(Figure record extracts)
══════════

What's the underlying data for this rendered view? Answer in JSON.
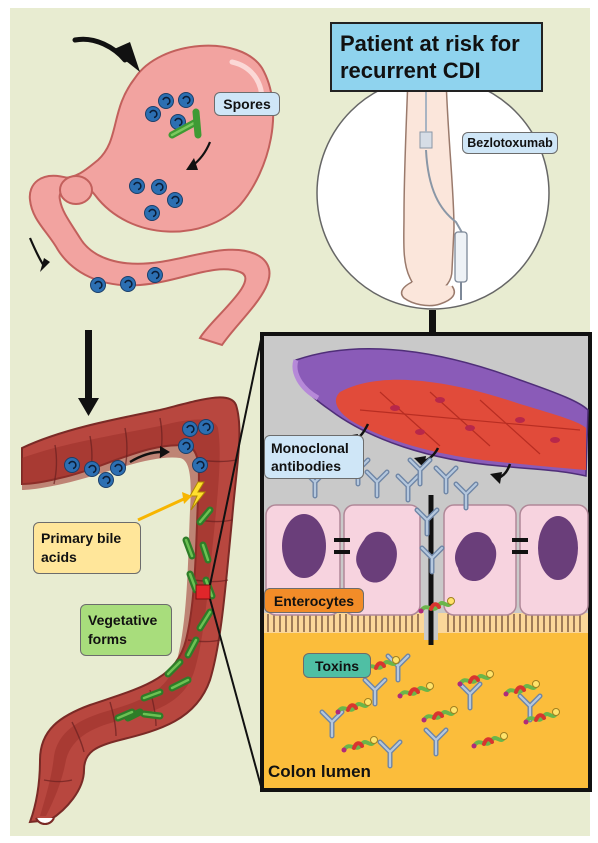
{
  "title": "Patient at risk for recurrent CDI",
  "labels": {
    "spores": "Spores",
    "bezlotoxumab": "Bezlotoxumab",
    "monoclonal_antibodies": "Monoclonal antibodies",
    "primary_bile_acids": "Primary bile acids",
    "enterocytes": "Enterocytes",
    "vegetative_forms": "Vegetative forms",
    "toxins": "Toxins",
    "colon_lumen": "Colon lumen"
  },
  "colors": {
    "background": "#e8ecd1",
    "stomach": "#f2a3a0",
    "colon": "#b8473f",
    "spore": "#3b8fd0",
    "vegetative": "#3f9a34",
    "panel_bg": "#c8c8c8",
    "lumen": "#fbbd3b",
    "enterocyte": "#f7d3df",
    "antibody": "#8aa7c8"
  }
}
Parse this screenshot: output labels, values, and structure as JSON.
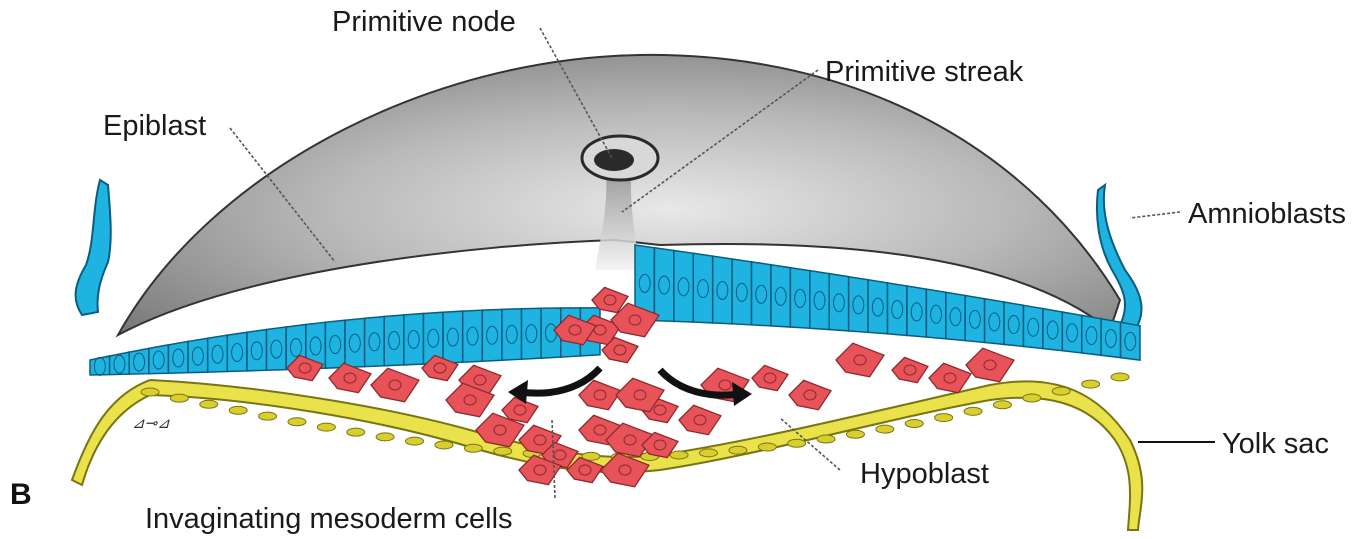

══════════

Give the records again exactly, pictures left out.

→ **Solution to this problem**
What's the underlying data for this rendered view? Answer in JSON.
{
  "title": "Patient at risk for recurrent CDI",
  "labels": {
    "spores": "Spores",
    "bezlotoxumab": "Bezlotoxumab",
    "monoclonal_antibodies": "Monoclonal antibodies",
    "primary_bile_acids": "Primary bile acids",
    "enterocytes": "Enterocytes",
    "vegetative_forms": "Vegetative forms",
    "toxins": "Toxins",
    "colon_lumen": "Colon lumen"
  },
  "colors": {
    "background": "#e8ecd1",
    "stomach": "#f2a3a0",
    "colon": "#b8473f",
    "spore": "#3b8fd0",
    "vegetative": "#3f9a34",
    "panel_bg": "#c8c8c8",
    "lumen": "#fbbd3b",
    "enterocyte": "#f7d3df",
    "antibody": "#8aa7c8"
  }
}
Parse this screenshot: output labels, values, and structure as JSON.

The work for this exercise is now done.